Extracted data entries
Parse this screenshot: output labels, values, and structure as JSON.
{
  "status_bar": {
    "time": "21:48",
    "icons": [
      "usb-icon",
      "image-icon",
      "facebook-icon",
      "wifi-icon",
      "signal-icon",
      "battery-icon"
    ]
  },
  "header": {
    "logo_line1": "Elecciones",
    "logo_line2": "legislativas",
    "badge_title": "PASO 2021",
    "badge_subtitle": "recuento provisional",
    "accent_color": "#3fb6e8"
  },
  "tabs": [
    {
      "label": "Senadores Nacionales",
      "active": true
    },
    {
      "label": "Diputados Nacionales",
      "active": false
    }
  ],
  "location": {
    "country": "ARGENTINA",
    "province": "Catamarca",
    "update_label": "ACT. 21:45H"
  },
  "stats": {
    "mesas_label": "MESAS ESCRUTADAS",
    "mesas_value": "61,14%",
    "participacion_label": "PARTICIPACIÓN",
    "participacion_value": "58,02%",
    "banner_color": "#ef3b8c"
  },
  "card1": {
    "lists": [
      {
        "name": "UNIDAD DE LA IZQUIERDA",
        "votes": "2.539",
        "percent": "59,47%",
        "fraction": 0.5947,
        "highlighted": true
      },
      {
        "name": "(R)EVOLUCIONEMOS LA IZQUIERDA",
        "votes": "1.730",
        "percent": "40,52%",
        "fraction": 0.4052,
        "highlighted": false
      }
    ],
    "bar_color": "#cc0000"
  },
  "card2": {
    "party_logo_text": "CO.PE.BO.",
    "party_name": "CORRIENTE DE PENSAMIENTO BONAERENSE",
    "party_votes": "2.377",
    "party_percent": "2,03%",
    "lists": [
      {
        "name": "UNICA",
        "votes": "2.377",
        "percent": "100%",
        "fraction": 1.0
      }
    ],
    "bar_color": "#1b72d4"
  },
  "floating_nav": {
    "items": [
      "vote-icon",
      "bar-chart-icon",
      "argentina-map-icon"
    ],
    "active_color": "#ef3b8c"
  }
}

Task requirements → Extract the complete listing above, reproducing each line exactly.

Exercise solution →
Parse this screenshot: output labels, values, and structure as JSON.
{
  "status_bar": {
    "time": "21:48",
    "icons": [
      "usb-icon",
      "image-icon",
      "facebook-icon",
      "wifi-icon",
      "signal-icon",
      "battery-icon"
    ]
  },
  "header": {
    "logo_line1": "Elecciones",
    "logo_line2": "legislativas",
    "badge_title": "PASO 2021",
    "badge_subtitle": "recuento provisional",
    "accent_color": "#3fb6e8"
  },
  "tabs": [
    {
      "label": "Senadores Nacionales",
      "active": true
    },
    {
      "label": "Diputados Nacionales",
      "active": false
    }
  ],
  "location": {
    "country": "ARGENTINA",
    "province": "Catamarca",
    "update_label": "ACT. 21:45H"
  },
  "stats": {
    "mesas_label": "MESAS ESCRUTADAS",
    "mesas_value": "61,14%",
    "participacion_label": "PARTICIPACIÓN",
    "participacion_value": "58,02%",
    "banner_color": "#ef3b8c"
  },
  "card1": {
    "lists": [
      {
        "name": "UNIDAD DE LA IZQUIERDA",
        "votes": "2.539",
        "percent": "59,47%",
        "fraction": 0.5947,
        "highlighted": true
      },
      {
        "name": "(R)EVOLUCIONEMOS LA IZQUIERDA",
        "votes": "1.730",
        "percent": "40,52%",
        "fraction": 0.4052,
        "highlighted": false
      }
    ],
    "bar_color": "#cc0000"
  },
  "card2": {
    "party_logo_text": "CO.PE.BO.",
    "party_name": "CORRIENTE DE PENSAMIENTO BONAERENSE",
    "party_votes": "2.377",
    "party_percent": "2,03%",
    "lists": [
      {
        "name": "UNICA",
        "votes": "2.377",
        "percent": "100%",
        "fraction": 1.0
      }
    ],
    "bar_color": "#1b72d4"
  },
  "floating_nav": {
    "items": [
      "vote-icon",
      "bar-chart-icon",
      "argentina-map-icon"
    ],
    "active_color": "#ef3b8c"
  }
}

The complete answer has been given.